> [Written request] Copy out every line of the records below word for word, omitting the pictures.
########################################
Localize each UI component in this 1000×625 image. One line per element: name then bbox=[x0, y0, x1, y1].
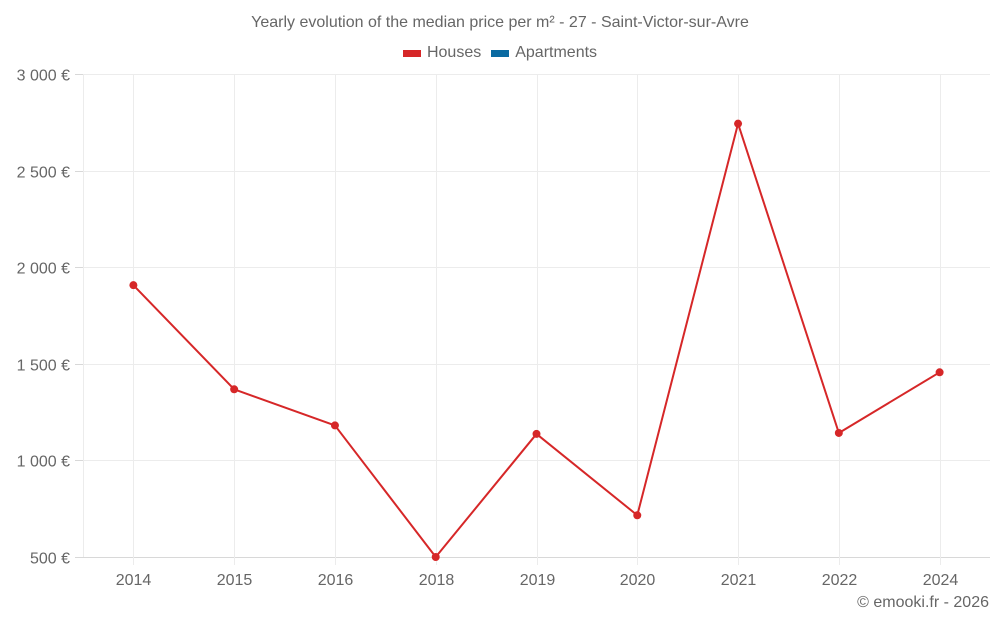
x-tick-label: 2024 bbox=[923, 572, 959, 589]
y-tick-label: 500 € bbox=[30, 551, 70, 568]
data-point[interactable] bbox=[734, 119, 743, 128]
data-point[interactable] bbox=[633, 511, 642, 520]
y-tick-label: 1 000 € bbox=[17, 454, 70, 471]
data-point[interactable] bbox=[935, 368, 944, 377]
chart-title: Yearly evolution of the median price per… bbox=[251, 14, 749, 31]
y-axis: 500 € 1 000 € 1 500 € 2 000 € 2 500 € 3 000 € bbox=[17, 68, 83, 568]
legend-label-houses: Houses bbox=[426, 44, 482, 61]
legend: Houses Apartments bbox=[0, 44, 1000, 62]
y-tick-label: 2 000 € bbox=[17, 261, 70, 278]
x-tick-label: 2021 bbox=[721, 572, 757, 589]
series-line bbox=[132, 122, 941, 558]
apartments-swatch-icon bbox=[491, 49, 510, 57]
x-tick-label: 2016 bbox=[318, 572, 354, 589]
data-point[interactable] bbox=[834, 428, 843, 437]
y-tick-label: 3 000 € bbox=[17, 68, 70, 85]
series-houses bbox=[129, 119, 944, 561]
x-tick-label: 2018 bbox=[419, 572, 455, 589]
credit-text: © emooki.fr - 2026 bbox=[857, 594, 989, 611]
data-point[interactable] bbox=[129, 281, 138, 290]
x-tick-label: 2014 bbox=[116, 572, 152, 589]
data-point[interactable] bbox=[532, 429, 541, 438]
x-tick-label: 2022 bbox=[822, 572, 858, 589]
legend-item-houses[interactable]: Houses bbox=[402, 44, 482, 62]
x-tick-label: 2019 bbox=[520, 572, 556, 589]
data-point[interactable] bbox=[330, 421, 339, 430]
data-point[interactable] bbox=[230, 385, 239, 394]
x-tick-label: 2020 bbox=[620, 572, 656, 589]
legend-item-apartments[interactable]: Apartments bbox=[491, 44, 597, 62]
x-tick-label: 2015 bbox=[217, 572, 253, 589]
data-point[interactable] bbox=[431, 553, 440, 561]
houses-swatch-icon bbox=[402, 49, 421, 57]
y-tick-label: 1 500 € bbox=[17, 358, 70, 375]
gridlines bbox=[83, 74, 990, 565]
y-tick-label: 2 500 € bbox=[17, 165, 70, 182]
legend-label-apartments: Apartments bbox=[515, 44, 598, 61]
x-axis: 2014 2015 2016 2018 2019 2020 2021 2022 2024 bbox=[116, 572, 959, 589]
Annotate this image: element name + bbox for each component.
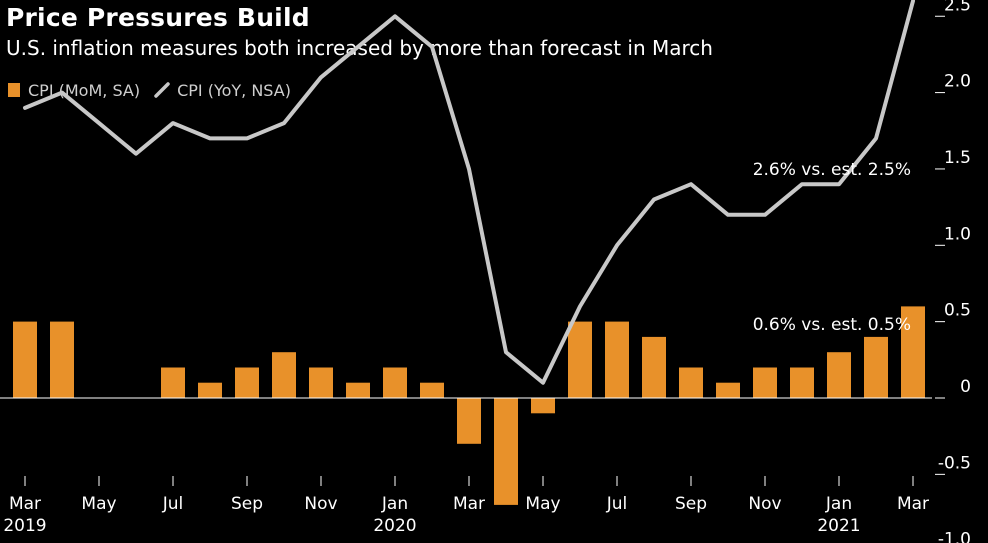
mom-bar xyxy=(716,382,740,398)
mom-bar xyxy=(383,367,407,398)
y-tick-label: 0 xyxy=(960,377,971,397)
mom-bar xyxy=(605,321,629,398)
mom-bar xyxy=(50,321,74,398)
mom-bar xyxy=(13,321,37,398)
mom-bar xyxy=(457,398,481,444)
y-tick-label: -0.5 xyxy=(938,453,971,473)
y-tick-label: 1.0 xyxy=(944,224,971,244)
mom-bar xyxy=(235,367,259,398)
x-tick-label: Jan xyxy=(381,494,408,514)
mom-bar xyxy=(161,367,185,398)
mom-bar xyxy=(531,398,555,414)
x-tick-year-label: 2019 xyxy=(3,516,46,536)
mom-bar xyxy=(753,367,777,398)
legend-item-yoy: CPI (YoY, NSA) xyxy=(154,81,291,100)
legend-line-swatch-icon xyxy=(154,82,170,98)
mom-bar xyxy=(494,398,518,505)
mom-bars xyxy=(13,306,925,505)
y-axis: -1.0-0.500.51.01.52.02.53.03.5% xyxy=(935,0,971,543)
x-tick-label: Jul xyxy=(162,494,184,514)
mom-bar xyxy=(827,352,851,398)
########################################
> [Correct answer]
Localize each UI component in this 1000×625 image. One line per element: name then bbox=[x0, y0, x1, y1].
x-tick-label: 2024 bbox=[923, 572, 959, 589]
y-tick-label: 500 € bbox=[30, 551, 70, 568]
data-point[interactable] bbox=[734, 119, 743, 128]
data-point[interactable] bbox=[633, 511, 642, 520]
y-tick-label: 1 000 € bbox=[17, 454, 70, 471]
data-point[interactable] bbox=[935, 368, 944, 377]
chart-title: Yearly evolution of the median price per… bbox=[251, 14, 749, 31]
y-axis: 500 € 1 000 € 1 500 € 2 000 € 2 500 € 3 000 € bbox=[17, 68, 83, 568]
legend-label-houses: Houses bbox=[426, 44, 482, 61]
legend: Houses Apartments bbox=[0, 44, 1000, 62]
y-tick-label: 2 000 € bbox=[17, 261, 70, 278]
x-tick-label: 2021 bbox=[721, 572, 757, 589]
series-line bbox=[132, 122, 941, 558]
apartments-swatch-icon bbox=[491, 49, 510, 57]
x-tick-label: 2016 bbox=[318, 572, 354, 589]
data-point[interactable] bbox=[834, 428, 843, 437]
y-tick-label: 3 000 € bbox=[17, 68, 70, 85]
series-houses bbox=[129, 119, 944, 561]
x-tick-label: 2018 bbox=[419, 572, 455, 589]
credit-text: © emooki.fr - 2026 bbox=[857, 594, 989, 611]
data-point[interactable] bbox=[129, 281, 138, 290]
x-tick-label: 2014 bbox=[116, 572, 152, 589]
data-point[interactable] bbox=[532, 429, 541, 438]
x-tick-label: 2022 bbox=[822, 572, 858, 589]
legend-item-houses[interactable]: Houses bbox=[402, 44, 482, 62]
x-tick-label: 2019 bbox=[520, 572, 556, 589]
data-point[interactable] bbox=[330, 421, 339, 430]
data-point[interactable] bbox=[230, 385, 239, 394]
x-tick-label: 2020 bbox=[620, 572, 656, 589]
legend-item-apartments[interactable]: Apartments bbox=[491, 44, 597, 62]
x-tick-label: 2015 bbox=[217, 572, 253, 589]
data-point[interactable] bbox=[431, 553, 440, 561]
houses-swatch-icon bbox=[402, 49, 421, 57]
y-tick-label: 1 500 € bbox=[17, 358, 70, 375]
gridlines bbox=[83, 74, 990, 565]
y-tick-label: 2 500 € bbox=[17, 165, 70, 182]
legend-label-apartments: Apartments bbox=[515, 44, 598, 61]
x-axis: 2014 2015 2016 2018 2019 2020 2021 2022 2024 bbox=[116, 572, 959, 589]
Annotate this image: element name + bbox for each component.
mom-bar xyxy=(716,382,740,398)
mom-bar xyxy=(383,367,407,398)
y-tick-label: 0 xyxy=(960,377,971,397)
mom-bar xyxy=(605,321,629,398)
mom-bar xyxy=(50,321,74,398)
mom-bar xyxy=(13,321,37,398)
mom-bar xyxy=(457,398,481,444)
y-tick-label: -0.5 xyxy=(938,453,971,473)
y-tick-label: 1.0 xyxy=(944,224,971,244)
mom-bar xyxy=(235,367,259,398)
x-tick-label: Jan xyxy=(381,494,408,514)
mom-bar xyxy=(161,367,185,398)
mom-bar xyxy=(531,398,555,414)
x-tick-year-label: 2019 xyxy=(3,516,46,536)
mom-bar xyxy=(753,367,777,398)
legend-item-yoy: CPI (YoY, NSA) xyxy=(154,81,291,100)
legend-line-swatch-icon xyxy=(154,82,170,98)
mom-bar xyxy=(494,398,518,505)
mom-bars xyxy=(13,306,925,505)
y-axis: -1.0-0.500.51.01.52.02.53.03.5% xyxy=(935,0,971,543)
x-tick-label: Jul xyxy=(162,494,184,514)
mom-bar xyxy=(827,352,851,398)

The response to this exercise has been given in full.